**STATED TASK**
Lay out every line of the records below as a JSON list of strings, one string per line, leaving out blank lines and any pictures.

Records contained in a dataset
(begin)

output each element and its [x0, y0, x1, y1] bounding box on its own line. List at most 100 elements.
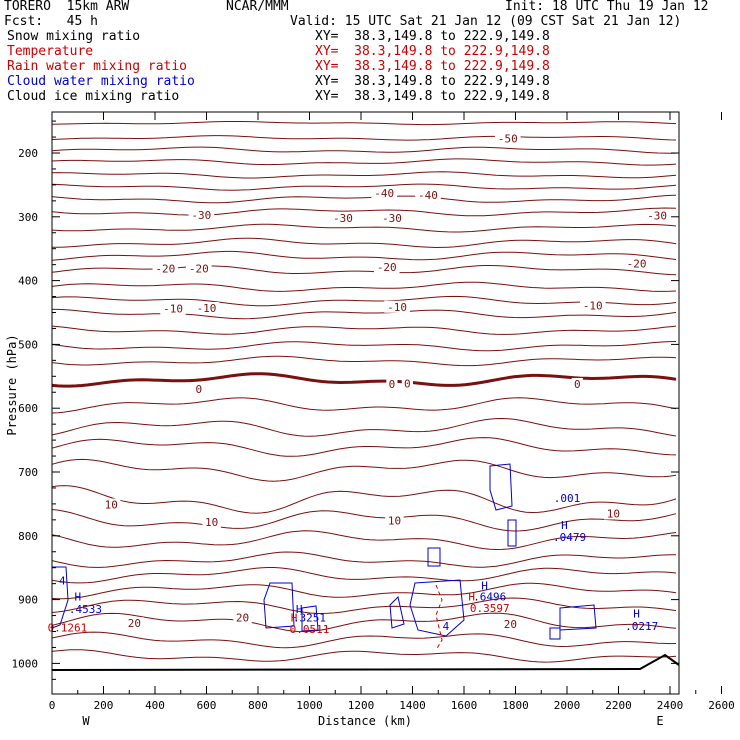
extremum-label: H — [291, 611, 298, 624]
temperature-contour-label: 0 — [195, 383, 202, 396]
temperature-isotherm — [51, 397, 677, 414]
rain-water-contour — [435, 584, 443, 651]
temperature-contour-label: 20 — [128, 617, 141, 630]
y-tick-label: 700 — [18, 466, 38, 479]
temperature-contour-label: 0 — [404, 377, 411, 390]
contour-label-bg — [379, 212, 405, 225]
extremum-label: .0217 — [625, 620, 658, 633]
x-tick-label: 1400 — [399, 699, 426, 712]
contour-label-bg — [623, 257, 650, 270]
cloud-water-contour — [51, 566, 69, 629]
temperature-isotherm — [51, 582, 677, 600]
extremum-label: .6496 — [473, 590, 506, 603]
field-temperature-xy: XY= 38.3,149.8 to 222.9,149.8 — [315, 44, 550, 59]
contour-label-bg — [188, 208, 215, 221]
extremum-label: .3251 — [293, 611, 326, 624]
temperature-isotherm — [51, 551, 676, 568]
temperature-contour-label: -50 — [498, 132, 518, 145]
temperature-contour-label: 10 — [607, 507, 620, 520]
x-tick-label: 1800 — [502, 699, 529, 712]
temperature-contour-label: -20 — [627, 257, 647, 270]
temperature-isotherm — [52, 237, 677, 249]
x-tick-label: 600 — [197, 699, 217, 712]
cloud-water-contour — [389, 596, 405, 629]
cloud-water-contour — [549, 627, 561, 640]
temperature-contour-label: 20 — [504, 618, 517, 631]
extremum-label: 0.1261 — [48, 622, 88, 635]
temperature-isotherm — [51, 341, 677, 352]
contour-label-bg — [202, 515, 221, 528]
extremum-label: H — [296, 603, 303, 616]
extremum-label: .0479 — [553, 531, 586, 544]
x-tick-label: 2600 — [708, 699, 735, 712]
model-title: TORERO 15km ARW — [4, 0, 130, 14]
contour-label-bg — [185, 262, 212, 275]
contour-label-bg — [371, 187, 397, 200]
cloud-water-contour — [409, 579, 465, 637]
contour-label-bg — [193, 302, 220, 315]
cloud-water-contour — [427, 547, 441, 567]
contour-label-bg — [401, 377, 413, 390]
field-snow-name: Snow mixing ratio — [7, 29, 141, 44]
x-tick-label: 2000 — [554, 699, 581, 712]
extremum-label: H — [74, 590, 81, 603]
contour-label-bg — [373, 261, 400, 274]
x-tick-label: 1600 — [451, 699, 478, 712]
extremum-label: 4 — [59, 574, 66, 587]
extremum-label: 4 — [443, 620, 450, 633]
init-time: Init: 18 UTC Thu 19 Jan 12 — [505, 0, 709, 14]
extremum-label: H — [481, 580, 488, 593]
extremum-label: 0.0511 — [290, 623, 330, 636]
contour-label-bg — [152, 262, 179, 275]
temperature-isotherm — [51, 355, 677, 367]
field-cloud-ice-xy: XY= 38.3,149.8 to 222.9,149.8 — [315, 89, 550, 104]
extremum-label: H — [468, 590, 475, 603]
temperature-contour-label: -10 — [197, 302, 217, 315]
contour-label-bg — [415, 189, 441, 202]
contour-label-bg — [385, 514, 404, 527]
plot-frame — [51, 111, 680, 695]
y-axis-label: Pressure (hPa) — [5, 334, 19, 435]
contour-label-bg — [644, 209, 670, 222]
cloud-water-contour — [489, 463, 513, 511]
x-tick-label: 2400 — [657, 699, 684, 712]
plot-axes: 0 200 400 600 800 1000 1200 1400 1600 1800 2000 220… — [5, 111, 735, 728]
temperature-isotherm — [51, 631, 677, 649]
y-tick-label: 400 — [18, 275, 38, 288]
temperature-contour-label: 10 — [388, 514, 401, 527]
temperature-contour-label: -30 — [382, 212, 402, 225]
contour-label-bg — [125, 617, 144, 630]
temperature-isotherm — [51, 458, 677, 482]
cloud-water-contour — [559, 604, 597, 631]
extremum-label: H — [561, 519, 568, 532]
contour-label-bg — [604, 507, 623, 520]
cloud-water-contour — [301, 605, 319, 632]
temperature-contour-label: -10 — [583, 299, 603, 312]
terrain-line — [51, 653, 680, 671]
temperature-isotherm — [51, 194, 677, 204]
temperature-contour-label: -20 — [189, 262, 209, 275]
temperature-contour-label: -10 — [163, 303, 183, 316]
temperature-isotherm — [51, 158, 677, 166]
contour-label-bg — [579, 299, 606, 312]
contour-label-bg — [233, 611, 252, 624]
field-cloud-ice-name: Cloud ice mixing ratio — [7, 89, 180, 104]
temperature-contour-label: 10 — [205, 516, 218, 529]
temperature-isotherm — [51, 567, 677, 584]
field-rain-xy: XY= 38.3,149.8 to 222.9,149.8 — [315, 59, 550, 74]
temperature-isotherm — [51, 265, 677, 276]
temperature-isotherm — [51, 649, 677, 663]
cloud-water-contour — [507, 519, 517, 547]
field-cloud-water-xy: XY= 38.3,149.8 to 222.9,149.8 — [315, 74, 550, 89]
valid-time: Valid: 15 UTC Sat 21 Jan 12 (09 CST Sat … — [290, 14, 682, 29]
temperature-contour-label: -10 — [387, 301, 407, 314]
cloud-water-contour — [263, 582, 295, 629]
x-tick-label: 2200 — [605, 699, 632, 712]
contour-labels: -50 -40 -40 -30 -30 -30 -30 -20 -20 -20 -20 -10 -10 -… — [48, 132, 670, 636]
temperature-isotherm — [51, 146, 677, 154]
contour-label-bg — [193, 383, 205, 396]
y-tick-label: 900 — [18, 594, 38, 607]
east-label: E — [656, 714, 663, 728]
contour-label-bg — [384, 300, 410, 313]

(end)

**OUTPUT FOR THIS TASK**
[
  "output each element and its [x0, y0, x1, y1] bounding box on its own line. List at most 100 elements.",
  "extremum-label: H — [291, 611, 298, 624]",
  "temperature-contour-label: 0 — [195, 383, 202, 396]",
  "temperature-isotherm — [51, 397, 677, 414]",
  "rain-water-contour — [435, 584, 443, 651]",
  "temperature-contour-label: 20 — [128, 617, 141, 630]",
  "y-tick-label: 700 — [18, 466, 38, 479]",
  "temperature-contour-label: 0 — [404, 377, 411, 390]",
  "contour-label-bg — [379, 212, 405, 225]",
  "extremum-label: .0217 — [625, 620, 658, 633]",
  "x-tick-label: 1400 — [399, 699, 426, 712]",
  "contour-label-bg — [623, 257, 650, 270]",
  "cloud-water-contour — [51, 566, 69, 629]",
  "temperature-isotherm — [51, 582, 677, 600]",
  "extremum-label: .6496 — [473, 590, 506, 603]",
  "field-temperature-xy: XY= 38.3,149.8 to 222.9,149.8 — [315, 44, 550, 59]",
  "contour-label-bg — [188, 208, 215, 221]",
  "extremum-label: .3251 — [293, 611, 326, 624]",
  "temperature-isotherm — [51, 551, 676, 568]",
  "temperature-contour-label: -50 — [498, 132, 518, 145]",
  "temperature-contour-label: 10 — [607, 507, 620, 520]",
  "x-tick-label: 1800 — [502, 699, 529, 712]",
  "temperature-contour-label: -20 — [627, 257, 647, 270]",
  "temperature-isotherm — [52, 237, 677, 249]",
  "x-tick-label: 600 — [197, 699, 217, 712]",
  "cloud-water-contour — [389, 596, 405, 629]",
  "cloud-water-contour — [549, 627, 561, 640]",
  "temperature-contour-label: 20 — [504, 618, 517, 631]",
  "extremum-label: 0.1261 — [48, 622, 88, 635]",
  "temperature-isotherm — [51, 341, 677, 352]",
  "contour-label-bg — [202, 515, 221, 528]",
  "extremum-label: H — [296, 603, 303, 616]",
  "extremum-label: .0479 — [553, 531, 586, 544]",
  "x-tick-label: 2600 — [708, 699, 735, 712]",
  "model-title: TORERO 15km ARW — [4, 0, 130, 14]",
  "contour-label-bg — [185, 262, 212, 275]",
  "contour-label-bg — [371, 187, 397, 200]",
  "cloud-water-contour — [409, 579, 465, 637]",
  "contour-label-bg — [193, 302, 220, 315]",
  "cloud-water-contour — [427, 547, 441, 567]",
  "contour-label-bg — [401, 377, 413, 390]",
  "field-snow-name: Snow mixing ratio — [7, 29, 141, 44]",
  "x-tick-label: 2000 — [554, 699, 581, 712]",
  "extremum-label: H — [74, 590, 81, 603]",
  "contour-label-bg — [373, 261, 400, 274]",
  "x-tick-label: 1600 — [451, 699, 478, 712]",
  "extremum-label: 4 — [59, 574, 66, 587]",
  "extremum-label: 4 — [443, 620, 450, 633]",
  "init-time: Init: 18 UTC Thu 19 Jan 12 — [505, 0, 709, 14]",
  "extremum-label: H — [481, 580, 488, 593]",
  "extremum-label: 0.0511 — [290, 623, 330, 636]",
  "contour-label-bg — [152, 262, 179, 275]",
  "temperature-isotherm — [51, 355, 677, 367]",
  "field-cloud-ice-xy: XY= 38.3,149.8 to 222.9,149.8 — [315, 89, 550, 104]",
  "extremum-label: H — [468, 590, 475, 603]",
  "temperature-contour-label: -10 — [197, 302, 217, 315]",
  "contour-label-bg — [415, 189, 441, 202]",
  "contour-label-bg — [385, 514, 404, 527]",
  "plot-frame — [51, 111, 680, 695]",
  "y-axis-label: Pressure (hPa) — [5, 334, 19, 435]",
  "contour-label-bg — [644, 209, 670, 222]",
  "cloud-water-contour — [489, 463, 513, 511]",
  "x-tick-label: 2400 — [657, 699, 684, 712]",
  "plot-axes: 0 200 400 600 800 1000 1200 1400 1600 1800 2000 220… — [5, 111, 735, 728]",
  "temperature-isotherm — [51, 631, 677, 649]",
  "y-tick-label: 400 — [18, 275, 38, 288]",
  "temperature-contour-label: 10 — [388, 514, 401, 527]",
  "temperature-contour-label: -30 — [382, 212, 402, 225]",
  "contour-label-bg — [125, 617, 144, 630]",
  "temperature-isotherm — [51, 458, 677, 482]",
  "cloud-water-contour — [559, 604, 597, 631]",
  "extremum-label: H — [561, 519, 568, 532]",
  "contour-label-bg — [604, 507, 623, 520]",
  "cloud-water-contour — [301, 605, 319, 632]",
  "temperature-contour-label: -10 — [583, 299, 603, 312]",
  "terrain-line — [51, 653, 680, 671]",
  "temperature-isotherm — [51, 194, 677, 204]",
  "temperature-contour-label: -20 — [189, 262, 209, 275]",
  "temperature-contour-label: -10 — [163, 303, 183, 316]",
  "temperature-isotherm — [51, 158, 677, 166]",
  "contour-label-bg — [579, 299, 606, 312]",
  "contour-label-bg — [233, 611, 252, 624]",
  "field-cloud-ice-name: Cloud ice mixing ratio — [7, 89, 180, 104]",
  "temperature-contour-label: 10 — [205, 516, 218, 529]",
  "temperature-isotherm — [51, 567, 677, 584]",
  "field-rain-xy: XY= 38.3,149.8 to 222.9,149.8 — [315, 59, 550, 74]",
  "temperature-isotherm — [51, 265, 677, 276]",
  "temperature-isotherm — [51, 649, 677, 663]",
  "cloud-water-contour — [507, 519, 517, 547]",
  "field-cloud-water-xy: XY= 38.3,149.8 to 222.9,149.8 — [315, 74, 550, 89]",
  "valid-time: Valid: 15 UTC Sat 21 Jan 12 (09 CST Sat … — [290, 14, 682, 29]",
  "temperature-contour-label: -10 — [387, 301, 407, 314]",
  "cloud-water-contour — [263, 582, 295, 629]",
  "x-tick-label: 2200 — [605, 699, 632, 712]",
  "contour-labels: -50 -40 -40 -30 -30 -30 -30 -20 -20 -20 -20 -10 -10 -… — [48, 132, 670, 636]",
  "temperature-isotherm — [51, 146, 677, 154]",
  "contour-label-bg — [193, 383, 205, 396]",
  "y-tick-label: 900 — [18, 594, 38, 607]",
  "east-label: E — [656, 714, 663, 728]",
  "contour-label-bg — [384, 300, 410, 313]"
]